REQUIRED TASK: Extract each line containing the string "diameter".

Figure content listings:
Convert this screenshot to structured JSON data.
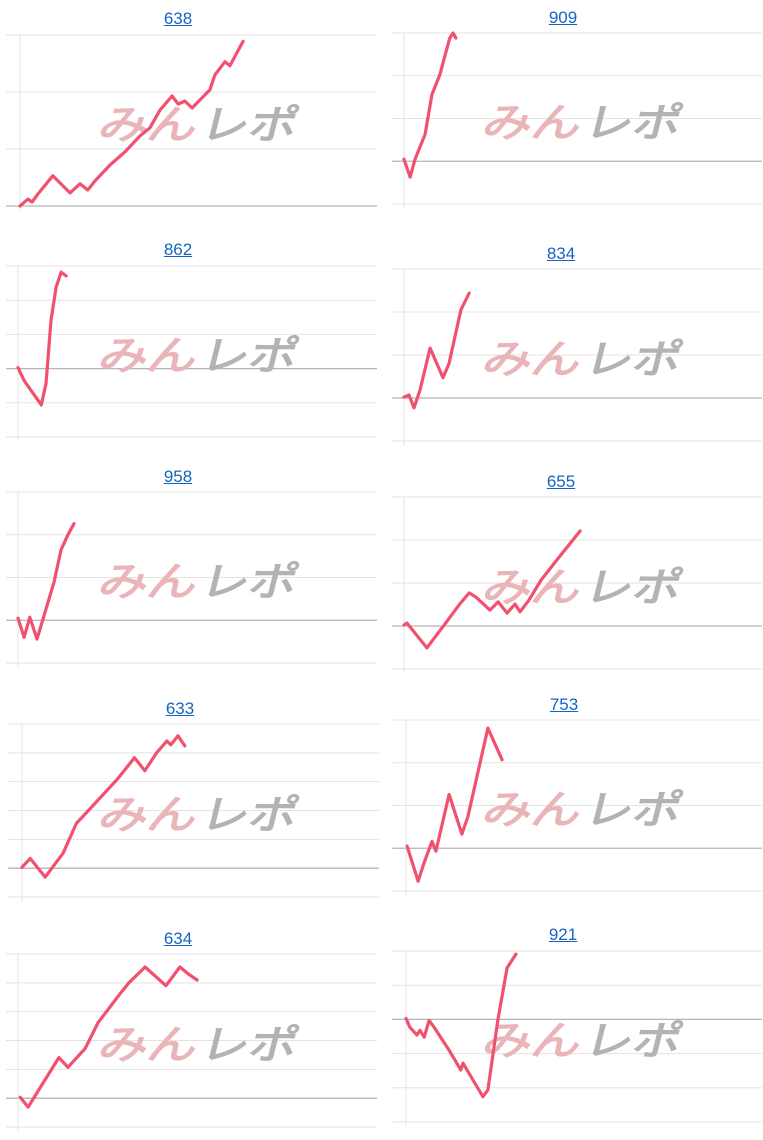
{
  "watermark": {
    "text_pink": "みん",
    "text_gray": "レポ"
  },
  "colors": {
    "line": "#f2506f",
    "grid": "#e3e3e3",
    "baseline": "#b5b5b5",
    "title_link": "#1565c0",
    "watermark_pink": "#e9b5b8",
    "watermark_gray": "#b3b3b3"
  },
  "chart_data": [
    {
      "type": "line",
      "title": "638",
      "grid": true,
      "ylim": [
        0,
        3
      ],
      "xlim": [
        0,
        100
      ],
      "baseline": 0,
      "points": [
        [
          0,
          0
        ],
        [
          2.2,
          0.12
        ],
        [
          3.4,
          0.07
        ],
        [
          5,
          0.21
        ],
        [
          9.2,
          0.53
        ],
        [
          14,
          0.23
        ],
        [
          16.8,
          0.39
        ],
        [
          19,
          0.28
        ],
        [
          21,
          0.44
        ],
        [
          25.2,
          0.72
        ],
        [
          29.4,
          0.95
        ],
        [
          33.6,
          1.23
        ],
        [
          36.4,
          1.37
        ],
        [
          39.2,
          1.68
        ],
        [
          42.6,
          1.93
        ],
        [
          44.3,
          1.79
        ],
        [
          46.2,
          1.84
        ],
        [
          48.2,
          1.72
        ],
        [
          50.4,
          1.86
        ],
        [
          53.2,
          2.04
        ],
        [
          54.6,
          2.3
        ],
        [
          57.4,
          2.53
        ],
        [
          58.8,
          2.46
        ],
        [
          62.5,
          2.89
        ]
      ]
    },
    {
      "type": "line",
      "title": "909",
      "grid": true,
      "ylim": [
        -1,
        3
      ],
      "xlim": [
        0,
        100
      ],
      "baseline": 0,
      "points": [
        [
          0,
          0.05
        ],
        [
          1.7,
          -0.37
        ],
        [
          3.1,
          0.05
        ],
        [
          5.9,
          0.63
        ],
        [
          7.8,
          1.56
        ],
        [
          10,
          2.02
        ],
        [
          11.5,
          2.49
        ],
        [
          12.8,
          2.88
        ],
        [
          13.7,
          3.0
        ],
        [
          14.5,
          2.88
        ]
      ]
    },
    {
      "type": "line",
      "title": "862",
      "grid": true,
      "ylim": [
        -2,
        3
      ],
      "xlim": [
        0,
        100
      ],
      "baseline": 0,
      "points": [
        [
          0,
          0.03
        ],
        [
          1.7,
          -0.35
        ],
        [
          6.5,
          -1.06
        ],
        [
          7.8,
          -0.44
        ],
        [
          9.2,
          1.41
        ],
        [
          10.6,
          2.38
        ],
        [
          12,
          2.82
        ],
        [
          13.4,
          2.71
        ]
      ]
    },
    {
      "type": "line",
      "title": "834",
      "grid": true,
      "ylim": [
        -1,
        3
      ],
      "xlim": [
        0,
        100
      ],
      "baseline": 0,
      "points": [
        [
          0,
          0.02
        ],
        [
          1.4,
          0.07
        ],
        [
          2.8,
          -0.23
        ],
        [
          4.5,
          0.19
        ],
        [
          7.3,
          1.16
        ],
        [
          10.9,
          0.47
        ],
        [
          12.6,
          0.81
        ],
        [
          15.9,
          2.05
        ],
        [
          18.2,
          2.44
        ]
      ]
    },
    {
      "type": "line",
      "title": "958",
      "grid": true,
      "ylim": [
        -1,
        3
      ],
      "xlim": [
        0,
        100
      ],
      "baseline": 0,
      "points": [
        [
          0,
          0.05
        ],
        [
          1.7,
          -0.4
        ],
        [
          3.3,
          0.07
        ],
        [
          5.3,
          -0.44
        ],
        [
          7.2,
          0.09
        ],
        [
          10,
          0.88
        ],
        [
          12,
          1.65
        ],
        [
          13.9,
          2.0
        ],
        [
          15.6,
          2.26
        ]
      ]
    },
    {
      "type": "line",
      "title": "655",
      "grid": true,
      "ylim": [
        -1,
        3
      ],
      "xlim": [
        0,
        100
      ],
      "baseline": 0,
      "points": [
        [
          0,
          0.02
        ],
        [
          0.8,
          0.07
        ],
        [
          6.4,
          -0.51
        ],
        [
          11.2,
          0.02
        ],
        [
          15.4,
          0.49
        ],
        [
          18.2,
          0.77
        ],
        [
          20.1,
          0.67
        ],
        [
          24,
          0.37
        ],
        [
          26.3,
          0.56
        ],
        [
          28.8,
          0.3
        ],
        [
          31,
          0.51
        ],
        [
          32.4,
          0.33
        ],
        [
          34.9,
          0.6
        ],
        [
          38.3,
          1.07
        ],
        [
          43.3,
          1.6
        ],
        [
          49.2,
          2.21
        ]
      ]
    },
    {
      "type": "line",
      "title": "633",
      "grid": true,
      "ylim": [
        -1,
        5
      ],
      "xlim": [
        0,
        100
      ],
      "baseline": 0,
      "points": [
        [
          0,
          0.03
        ],
        [
          2.3,
          0.34
        ],
        [
          6.5,
          -0.31
        ],
        [
          11.5,
          0.52
        ],
        [
          15.2,
          1.55
        ],
        [
          18.6,
          2.0
        ],
        [
          26.8,
          3.1
        ],
        [
          31.5,
          3.83
        ],
        [
          34.4,
          3.38
        ],
        [
          37.7,
          4.0
        ],
        [
          40.6,
          4.41
        ],
        [
          41.7,
          4.28
        ],
        [
          43.7,
          4.59
        ],
        [
          45.6,
          4.24
        ]
      ]
    },
    {
      "type": "line",
      "title": "753",
      "grid": true,
      "ylim": [
        -1,
        3
      ],
      "xlim": [
        0,
        100
      ],
      "baseline": 0,
      "points": [
        [
          0.3,
          0.05
        ],
        [
          3.4,
          -0.77
        ],
        [
          5.1,
          -0.33
        ],
        [
          7.3,
          0.16
        ],
        [
          8.4,
          -0.07
        ],
        [
          12.1,
          1.26
        ],
        [
          15.7,
          0.33
        ],
        [
          17.4,
          0.74
        ],
        [
          23,
          2.81
        ],
        [
          27,
          2.07
        ]
      ]
    },
    {
      "type": "line",
      "title": "634",
      "grid": true,
      "ylim": [
        -1,
        5
      ],
      "xlim": [
        0,
        100
      ],
      "baseline": 0,
      "points": [
        [
          0.6,
          0.03
        ],
        [
          2.8,
          -0.31
        ],
        [
          11.4,
          1.41
        ],
        [
          13.9,
          1.07
        ],
        [
          18.7,
          1.72
        ],
        [
          22.3,
          2.62
        ],
        [
          28.4,
          3.62
        ],
        [
          30.9,
          4.0
        ],
        [
          35.4,
          4.55
        ],
        [
          41.2,
          3.9
        ],
        [
          45.1,
          4.55
        ],
        [
          47.4,
          4.31
        ],
        [
          49.9,
          4.1
        ]
      ]
    },
    {
      "type": "line",
      "title": "921",
      "grid": true,
      "ylim": [
        -3,
        2
      ],
      "xlim": [
        0,
        100
      ],
      "baseline": 0,
      "points": [
        [
          0,
          0.03
        ],
        [
          1.1,
          -0.23
        ],
        [
          3.1,
          -0.46
        ],
        [
          3.9,
          -0.32
        ],
        [
          5.1,
          -0.52
        ],
        [
          6.5,
          -0.03
        ],
        [
          7.9,
          -0.23
        ],
        [
          12.1,
          -0.9
        ],
        [
          15.4,
          -1.48
        ],
        [
          16,
          -1.28
        ],
        [
          21.6,
          -2.26
        ],
        [
          23,
          -2.06
        ],
        [
          25.8,
          -0.03
        ],
        [
          28.4,
          1.51
        ],
        [
          30.9,
          1.91
        ]
      ]
    }
  ]
}
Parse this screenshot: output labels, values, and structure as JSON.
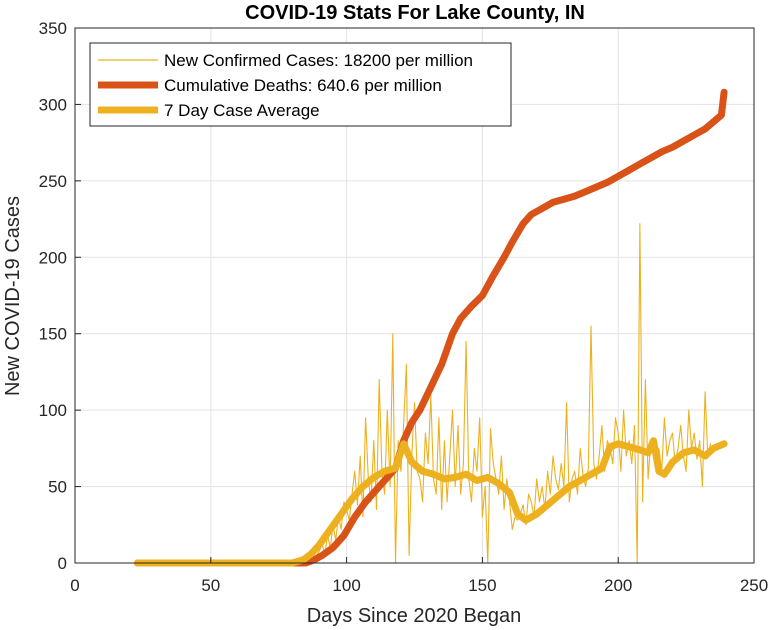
{
  "chart_data": {
    "type": "line",
    "title": "COVID-19 Stats For Lake County, IN",
    "xlabel": "Days Since 2020 Began",
    "ylabel": "New COVID-19 Cases",
    "xlim": [
      0,
      250
    ],
    "ylim": [
      0,
      350
    ],
    "xticks": [
      0,
      50,
      100,
      150,
      200,
      250
    ],
    "yticks": [
      0,
      50,
      100,
      150,
      200,
      250,
      300,
      350
    ],
    "grid": true,
    "legend_position": "top-left",
    "series": [
      {
        "name": "New Confirmed Cases: 18200 per million",
        "color": "#EDB120",
        "style": "thin",
        "x_start": 23,
        "values": [
          0,
          0,
          0,
          0,
          0,
          0,
          0,
          0,
          0,
          0,
          0,
          0,
          0,
          0,
          0,
          0,
          0,
          0,
          0,
          0,
          0,
          0,
          0,
          0,
          0,
          0,
          0,
          0,
          0,
          0,
          0,
          0,
          0,
          0,
          0,
          0,
          0,
          0,
          0,
          0,
          0,
          0,
          0,
          0,
          0,
          0,
          0,
          0,
          0,
          0,
          0,
          0,
          0,
          0,
          0,
          0,
          0,
          0,
          0,
          0,
          1,
          0,
          2,
          1,
          3,
          2,
          5,
          8,
          12,
          6,
          18,
          10,
          25,
          15,
          30,
          22,
          40,
          35,
          28,
          45,
          60,
          38,
          70,
          30,
          95,
          55,
          40,
          80,
          35,
          120,
          60,
          45,
          100,
          50,
          150,
          0,
          80,
          60,
          90,
          130,
          5,
          70,
          105,
          60,
          55,
          40,
          85,
          65,
          110,
          55,
          45,
          95,
          35,
          80,
          40,
          70,
          100,
          50,
          90,
          45,
          65,
          145,
          55,
          40,
          75,
          60,
          95,
          30,
          50,
          0,
          88,
          65,
          55,
          45,
          70,
          35,
          55,
          40,
          22,
          30,
          28,
          32,
          38,
          25,
          45,
          40,
          30,
          55,
          40,
          50,
          35,
          60,
          45,
          70,
          55,
          48,
          65,
          50,
          105,
          40,
          55,
          60,
          45,
          75,
          58,
          50,
          62,
          155,
          65,
          55,
          70,
          90,
          60,
          80,
          75,
          65,
          95,
          85,
          60,
          100,
          70,
          80,
          65,
          90,
          0,
          222,
          40,
          120,
          55,
          80,
          70,
          65,
          75,
          60,
          95,
          70,
          80,
          85,
          65,
          75,
          90,
          70,
          60,
          100,
          75,
          85,
          68,
          80,
          50,
          112,
          70,
          78
        ]
      },
      {
        "name": "Cumulative Deaths: 640.6 per million",
        "color": "#D95319",
        "style": "thick",
        "points": [
          [
            23,
            0
          ],
          [
            85,
            0
          ],
          [
            88,
            2
          ],
          [
            91,
            5
          ],
          [
            95,
            10
          ],
          [
            99,
            18
          ],
          [
            103,
            30
          ],
          [
            107,
            40
          ],
          [
            111,
            48
          ],
          [
            115,
            56
          ],
          [
            118,
            62
          ],
          [
            121,
            80
          ],
          [
            124,
            92
          ],
          [
            127,
            100
          ],
          [
            131,
            115
          ],
          [
            135,
            130
          ],
          [
            139,
            150
          ],
          [
            142,
            160
          ],
          [
            146,
            168
          ],
          [
            150,
            175
          ],
          [
            154,
            188
          ],
          [
            158,
            200
          ],
          [
            161,
            210
          ],
          [
            165,
            222
          ],
          [
            168,
            228
          ],
          [
            172,
            232
          ],
          [
            176,
            236
          ],
          [
            180,
            238
          ],
          [
            184,
            240
          ],
          [
            188,
            243
          ],
          [
            192,
            246
          ],
          [
            196,
            249
          ],
          [
            200,
            253
          ],
          [
            204,
            257
          ],
          [
            208,
            261
          ],
          [
            212,
            265
          ],
          [
            216,
            269
          ],
          [
            220,
            272
          ],
          [
            224,
            276
          ],
          [
            228,
            280
          ],
          [
            232,
            284
          ],
          [
            236,
            290
          ],
          [
            238,
            293
          ],
          [
            239,
            308
          ]
        ]
      },
      {
        "name": "7 Day Case Average",
        "color": "#EDB120",
        "style": "thick",
        "points": [
          [
            23,
            0
          ],
          [
            80,
            0
          ],
          [
            84,
            2
          ],
          [
            87,
            6
          ],
          [
            90,
            12
          ],
          [
            94,
            22
          ],
          [
            98,
            32
          ],
          [
            102,
            42
          ],
          [
            106,
            50
          ],
          [
            110,
            56
          ],
          [
            114,
            60
          ],
          [
            118,
            62
          ],
          [
            121,
            78
          ],
          [
            124,
            66
          ],
          [
            128,
            60
          ],
          [
            132,
            58
          ],
          [
            136,
            55
          ],
          [
            140,
            56
          ],
          [
            144,
            58
          ],
          [
            148,
            54
          ],
          [
            152,
            56
          ],
          [
            156,
            52
          ],
          [
            160,
            46
          ],
          [
            163,
            32
          ],
          [
            166,
            28
          ],
          [
            170,
            32
          ],
          [
            174,
            38
          ],
          [
            178,
            44
          ],
          [
            182,
            50
          ],
          [
            186,
            54
          ],
          [
            190,
            58
          ],
          [
            194,
            62
          ],
          [
            197,
            76
          ],
          [
            200,
            78
          ],
          [
            204,
            76
          ],
          [
            208,
            74
          ],
          [
            211,
            72
          ],
          [
            213,
            80
          ],
          [
            215,
            60
          ],
          [
            217,
            58
          ],
          [
            220,
            66
          ],
          [
            224,
            72
          ],
          [
            228,
            74
          ],
          [
            232,
            70
          ],
          [
            235,
            75
          ],
          [
            239,
            78
          ]
        ]
      }
    ]
  }
}
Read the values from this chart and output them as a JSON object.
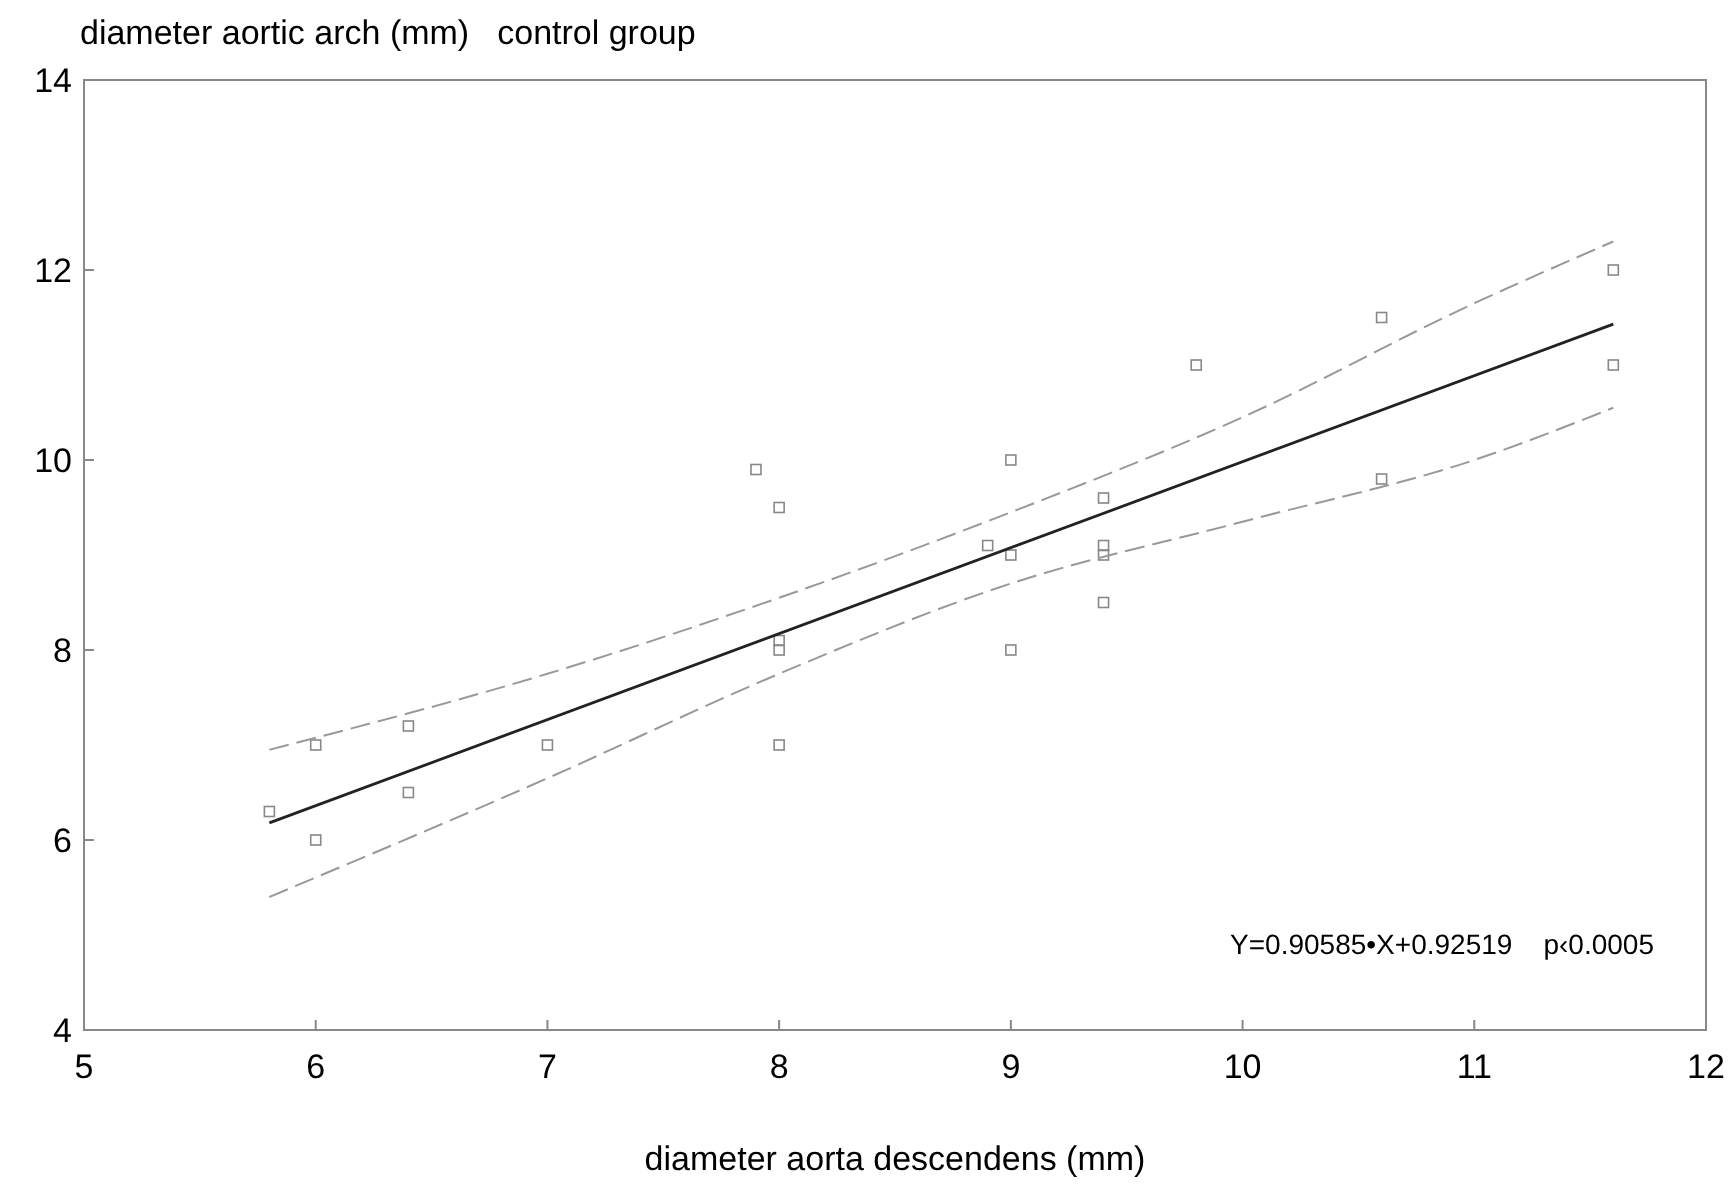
{
  "chart_data": {
    "type": "scatter",
    "title": "control group",
    "xlabel": "diameter aorta descendens (mm)",
    "ylabel": "diameter aortic arch (mm)",
    "xlim": [
      5,
      12
    ],
    "xticks": [
      5,
      6,
      7,
      8,
      9,
      10,
      11,
      12
    ],
    "ylim": [
      4,
      14
    ],
    "yticks": [
      4,
      6,
      8,
      10,
      12,
      14
    ],
    "grid": false,
    "annotations": [
      {
        "text": "Y=0.90585•X+0.92519    p‹0.0005"
      }
    ],
    "series": [
      {
        "color": "#888888",
        "marker": "square",
        "x": [
          5.8,
          6.0,
          6.0,
          6.4,
          6.4,
          7.0,
          7.9,
          8.0,
          8.0,
          8.0,
          8.0,
          8.9,
          9.0,
          9.0,
          9.0,
          9.4,
          9.4,
          9.4,
          9.4,
          9.8,
          10.6,
          10.6,
          11.6,
          11.6
        ],
        "values": [
          6.3,
          7.0,
          6.0,
          7.2,
          6.5,
          7.0,
          9.9,
          9.5,
          8.1,
          8.0,
          7.0,
          9.1,
          10.0,
          9.0,
          8.0,
          9.6,
          9.1,
          9.0,
          8.5,
          11.0,
          11.5,
          9.8,
          12.0,
          11.0
        ]
      },
      {
        "type": "line",
        "color": "#222222",
        "line_style": "solid",
        "x": [
          5.8,
          11.6
        ],
        "values": [
          6.18,
          11.43
        ]
      },
      {
        "type": "line",
        "color": "#999999",
        "line_style": "dashed",
        "x": [
          5.8,
          7,
          8,
          9,
          10,
          11,
          11.6
        ],
        "values": [
          6.95,
          7.75,
          8.55,
          9.45,
          10.45,
          11.65,
          12.3
        ]
      },
      {
        "type": "line",
        "color": "#999999",
        "line_style": "dashed",
        "x": [
          5.8,
          7,
          8,
          9,
          10,
          11,
          11.6
        ],
        "values": [
          5.4,
          6.65,
          7.75,
          8.7,
          9.35,
          10.0,
          10.55
        ]
      }
    ]
  }
}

TASK RESPONSE:
    "xlabel": "diameter aorta descendens (mm)",
    "ylabel": "diameter aortic arch (mm)",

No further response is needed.